• [YOUR INSTRUCTIONS] Without the pictures, give the entries below again exactly as written.

[Stored items from a collection]
▼

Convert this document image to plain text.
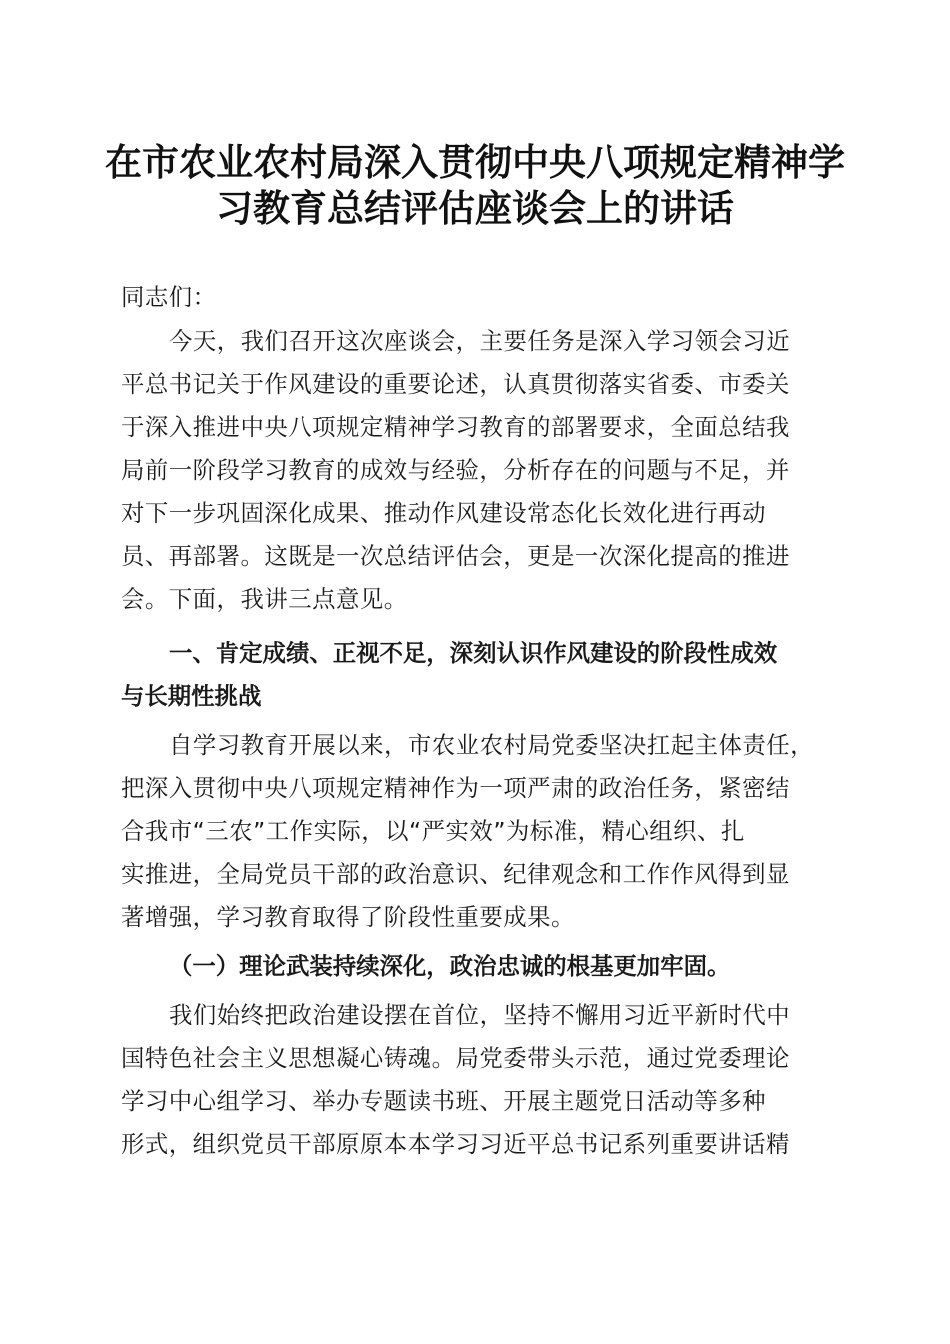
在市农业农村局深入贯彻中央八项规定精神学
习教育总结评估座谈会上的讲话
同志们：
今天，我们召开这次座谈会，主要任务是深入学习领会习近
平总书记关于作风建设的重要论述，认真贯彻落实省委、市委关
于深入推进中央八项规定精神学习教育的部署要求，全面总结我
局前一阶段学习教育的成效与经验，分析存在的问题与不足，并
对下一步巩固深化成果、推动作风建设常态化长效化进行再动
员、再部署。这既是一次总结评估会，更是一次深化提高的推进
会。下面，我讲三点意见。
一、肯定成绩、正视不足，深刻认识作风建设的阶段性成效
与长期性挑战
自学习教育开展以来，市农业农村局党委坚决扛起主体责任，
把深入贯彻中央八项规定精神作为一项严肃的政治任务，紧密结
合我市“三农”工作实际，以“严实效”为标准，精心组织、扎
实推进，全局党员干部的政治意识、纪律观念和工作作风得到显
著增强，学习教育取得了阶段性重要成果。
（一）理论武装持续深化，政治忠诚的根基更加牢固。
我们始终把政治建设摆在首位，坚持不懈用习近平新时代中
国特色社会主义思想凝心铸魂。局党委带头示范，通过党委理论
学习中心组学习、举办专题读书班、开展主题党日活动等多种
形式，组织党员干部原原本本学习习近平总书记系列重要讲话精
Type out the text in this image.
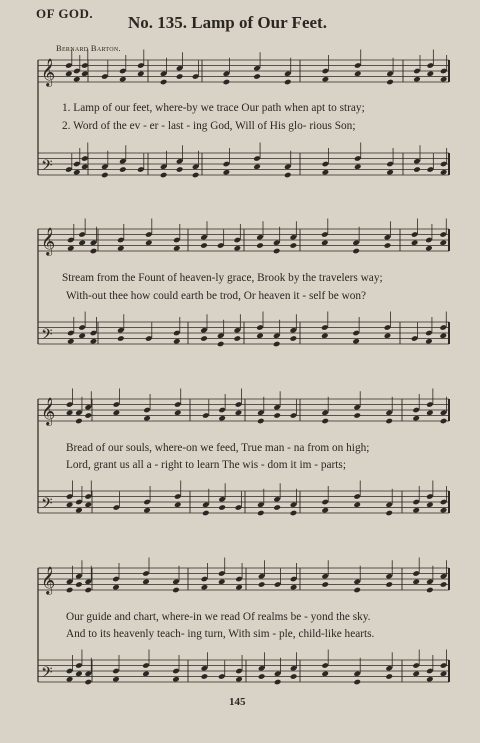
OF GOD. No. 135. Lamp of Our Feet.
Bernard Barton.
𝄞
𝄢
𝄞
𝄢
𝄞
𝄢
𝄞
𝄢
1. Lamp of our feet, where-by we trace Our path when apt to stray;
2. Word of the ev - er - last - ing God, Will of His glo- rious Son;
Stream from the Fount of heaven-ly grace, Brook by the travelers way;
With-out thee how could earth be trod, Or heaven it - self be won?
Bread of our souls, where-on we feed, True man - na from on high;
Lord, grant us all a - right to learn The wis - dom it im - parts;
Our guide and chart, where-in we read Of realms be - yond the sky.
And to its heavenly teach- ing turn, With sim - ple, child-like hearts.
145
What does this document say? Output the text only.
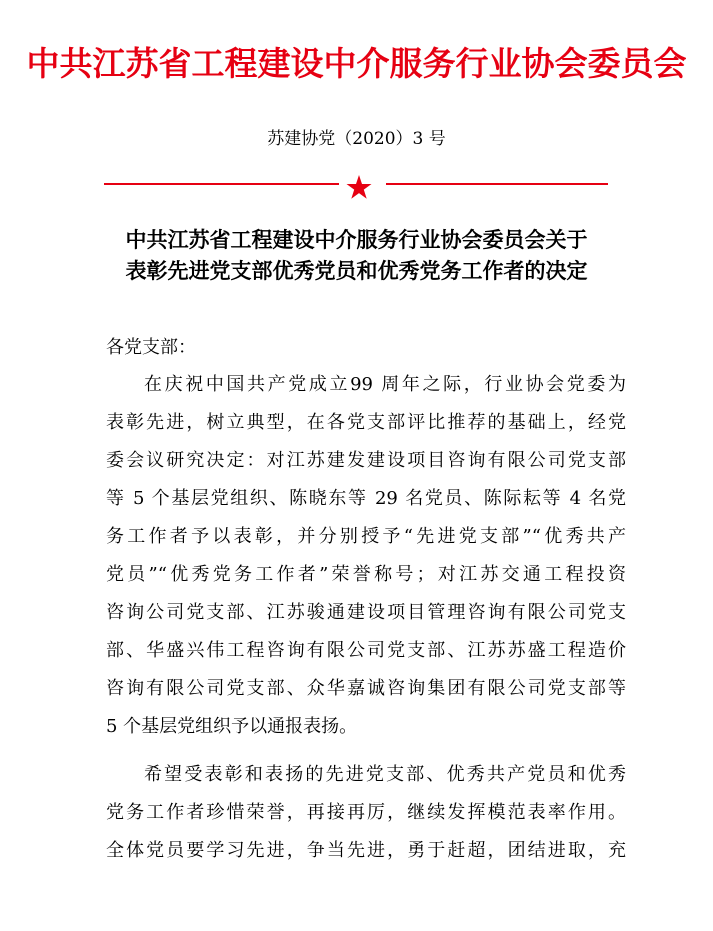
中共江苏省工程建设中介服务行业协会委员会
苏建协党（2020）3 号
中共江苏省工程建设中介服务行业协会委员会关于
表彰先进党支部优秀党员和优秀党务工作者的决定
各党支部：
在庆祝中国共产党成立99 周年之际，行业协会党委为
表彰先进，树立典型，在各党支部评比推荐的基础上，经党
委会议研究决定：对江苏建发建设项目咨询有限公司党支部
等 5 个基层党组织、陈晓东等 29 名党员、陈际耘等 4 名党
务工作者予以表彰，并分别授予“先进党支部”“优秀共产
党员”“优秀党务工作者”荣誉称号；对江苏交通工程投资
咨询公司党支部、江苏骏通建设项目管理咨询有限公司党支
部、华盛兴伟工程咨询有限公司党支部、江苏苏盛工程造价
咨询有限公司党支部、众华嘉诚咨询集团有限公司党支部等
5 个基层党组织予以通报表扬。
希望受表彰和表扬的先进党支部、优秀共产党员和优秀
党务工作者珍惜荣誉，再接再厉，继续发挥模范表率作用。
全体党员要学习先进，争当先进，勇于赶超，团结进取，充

▲

• [SOLVED PROBLEM]
Convert this document image to plain text.
在市农业农村局深入贯彻中央八项规定精神学
习教育总结评估座谈会上的讲话
同志们：
今天，我们召开这次座谈会，主要任务是深入学习领会习近
平总书记关于作风建设的重要论述，认真贯彻落实省委、市委关
于深入推进中央八项规定精神学习教育的部署要求，全面总结我
局前一阶段学习教育的成效与经验，分析存在的问题与不足，并
对下一步巩固深化成果、推动作风建设常态化长效化进行再动
员、再部署。这既是一次总结评估会，更是一次深化提高的推进
会。下面，我讲三点意见。
一、肯定成绩、正视不足，深刻认识作风建设的阶段性成效
与长期性挑战
自学习教育开展以来，市农业农村局党委坚决扛起主体责任，
把深入贯彻中央八项规定精神作为一项严肃的政治任务，紧密结
合我市“三农”工作实际，以“严实效”为标准，精心组织、扎
实推进，全局党员干部的政治意识、纪律观念和工作作风得到显
著增强，学习教育取得了阶段性重要成果。
（一）理论武装持续深化，政治忠诚的根基更加牢固。
我们始终把政治建设摆在首位，坚持不懈用习近平新时代中
国特色社会主义思想凝心铸魂。局党委带头示范，通过党委理论
学习中心组学习、举办专题读书班、开展主题党日活动等多种
形式，组织党员干部原原本本学习习近平总书记系列重要讲话精
Type out the text in this image.
OF GOD. No. 135. Lamp of Our Feet.
Bernard Barton.
𝄞
𝄢
𝄞
𝄢
𝄞
𝄢
𝄞
𝄢
1. Lamp of our feet, where-by we trace Our path when apt to stray;
2. Word of the ev - er - last - ing God, Will of His glo- rious Son;
Stream from the Fount of heaven-ly grace, Brook by the travelers way;
With-out thee how could earth be trod, Or heaven it - self be won?
Bread of our souls, where-on we feed, True man - na from on high;
Lord, grant us all a - right to learn The wis - dom it im - parts;
Our guide and chart, where-in we read Of realms be - yond the sky.
And to its heavenly teach- ing turn, With sim - ple, child-like hearts.
145
What does this document say? Output the text only.
中共江苏省工程建设中介服务行业协会委员会
苏建协党（2020）3 号
中共江苏省工程建设中介服务行业协会委员会关于
表彰先进党支部优秀党员和优秀党务工作者的决定
各党支部：
在庆祝中国共产党成立99 周年之际，行业协会党委为
表彰先进，树立典型，在各党支部评比推荐的基础上，经党
委会议研究决定：对江苏建发建设项目咨询有限公司党支部
等 5 个基层党组织、陈晓东等 29 名党员、陈际耘等 4 名党
务工作者予以表彰，并分别授予“先进党支部”“优秀共产
党员”“优秀党务工作者”荣誉称号；对江苏交通工程投资
咨询公司党支部、江苏骏通建设项目管理咨询有限公司党支
部、华盛兴伟工程咨询有限公司党支部、江苏苏盛工程造价
咨询有限公司党支部、众华嘉诚咨询集团有限公司党支部等
5 个基层党组织予以通报表扬。
希望受表彰和表扬的先进党支部、优秀共产党员和优秀
党务工作者珍惜荣誉，再接再厉，继续发挥模范表率作用。
全体党员要学习先进，争当先进，勇于赶超，团结进取，充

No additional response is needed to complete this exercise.